* [What you should do] Pictures excluded, copy every record that follows exactly as it appears.

* [Input data]
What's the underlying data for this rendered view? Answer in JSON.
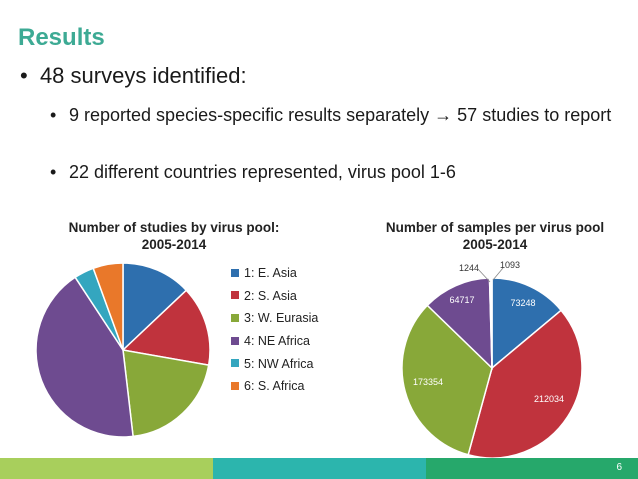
{
  "slide": {
    "title": "Results",
    "bullet1": "48 surveys identified:",
    "sub_bullets": [
      "9 reported species-specific results separately → 57 studies to report",
      "22 different countries represented, virus pool 1-6"
    ],
    "bullet_glyph": "•",
    "page_number": "6"
  },
  "colors": {
    "title": "#3daa94",
    "footer": [
      "#a8cf5c",
      "#2cb5ad",
      "#26a86b"
    ]
  },
  "chart_data": [
    {
      "type": "pie",
      "title_line1": "Number of studies by virus pool:",
      "title_line2": "2005-2014",
      "categories": [
        "1: E. Asia",
        "2: S. Asia",
        "3: W. Eurasia",
        "4: NE Africa",
        "5: NW Africa",
        "6: S. Africa"
      ],
      "values": [
        7,
        8,
        11,
        23,
        2,
        3
      ],
      "colors": [
        "#2e6fae",
        "#c0333d",
        "#88a839",
        "#6e4b90",
        "#34a6bf",
        "#e9782a"
      ],
      "legend_position": "right"
    },
    {
      "type": "pie",
      "title_line1": "Number of samples per virus pool",
      "title_line2": "2005-2014",
      "categories": [
        "1: E. Asia",
        "2: S. Asia",
        "3: W. Eurasia",
        "4: NE Africa",
        "5: NW Africa",
        "6: S. Africa"
      ],
      "values": [
        73248,
        212034,
        173354,
        64717,
        1244,
        1093
      ],
      "data_labels": [
        "73248",
        "212034",
        "173354",
        "64717",
        "1244",
        "1093"
      ],
      "colors": [
        "#2e6fae",
        "#c0333d",
        "#88a839",
        "#6e4b90",
        "#34a6bf",
        "#e9782a"
      ]
    }
  ]
}
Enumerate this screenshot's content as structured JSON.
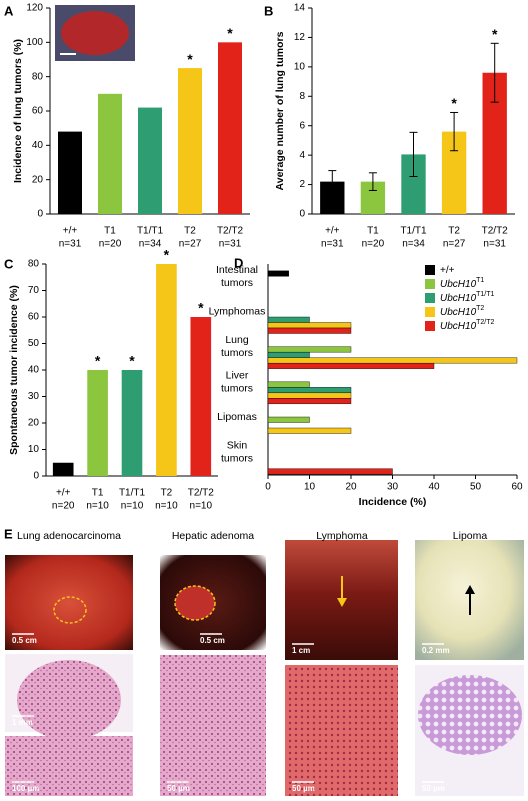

* [Answer section]
What's the underlying data for this rendered view? Answer in JSON.
{
  "slide": {
    "title": "Results",
    "bullet1": "48 surveys identified:",
    "sub_bullets": [
      "9 reported species-specific results separately → 57 studies to report",
      "22 different countries represented, virus pool 1-6"
    ],
    "bullet_glyph": "•",
    "page_number": "6"
  },
  "colors": {
    "title": "#3daa94",
    "footer": [
      "#a8cf5c",
      "#2cb5ad",
      "#26a86b"
    ]
  },
  "chart_data": [
    {
      "type": "pie",
      "title_line1": "Number of studies by virus pool:",
      "title_line2": "2005-2014",
      "categories": [
        "1: E. Asia",
        "2: S. Asia",
        "3: W. Eurasia",
        "4: NE Africa",
        "5: NW Africa",
        "6: S. Africa"
      ],
      "values": [
        7,
        8,
        11,
        23,
        2,
        3
      ],
      "colors": [
        "#2e6fae",
        "#c0333d",
        "#88a839",
        "#6e4b90",
        "#34a6bf",
        "#e9782a"
      ],
      "legend_position": "right"
    },
    {
      "type": "pie",
      "title_line1": "Number of samples per virus pool",
      "title_line2": "2005-2014",
      "categories": [
        "1: E. Asia",
        "2: S. Asia",
        "3: W. Eurasia",
        "4: NE Africa",
        "5: NW Africa",
        "6: S. Africa"
      ],
      "values": [
        73248,
        212034,
        173354,
        64717,
        1244,
        1093
      ],
      "data_labels": [
        "73248",
        "212034",
        "173354",
        "64717",
        "1244",
        "1093"
      ],
      "colors": [
        "#2e6fae",
        "#c0333d",
        "#88a839",
        "#6e4b90",
        "#34a6bf",
        "#e9782a"
      ]
    }
  ]
}
Enumerate this screenshot's content as structured JSON.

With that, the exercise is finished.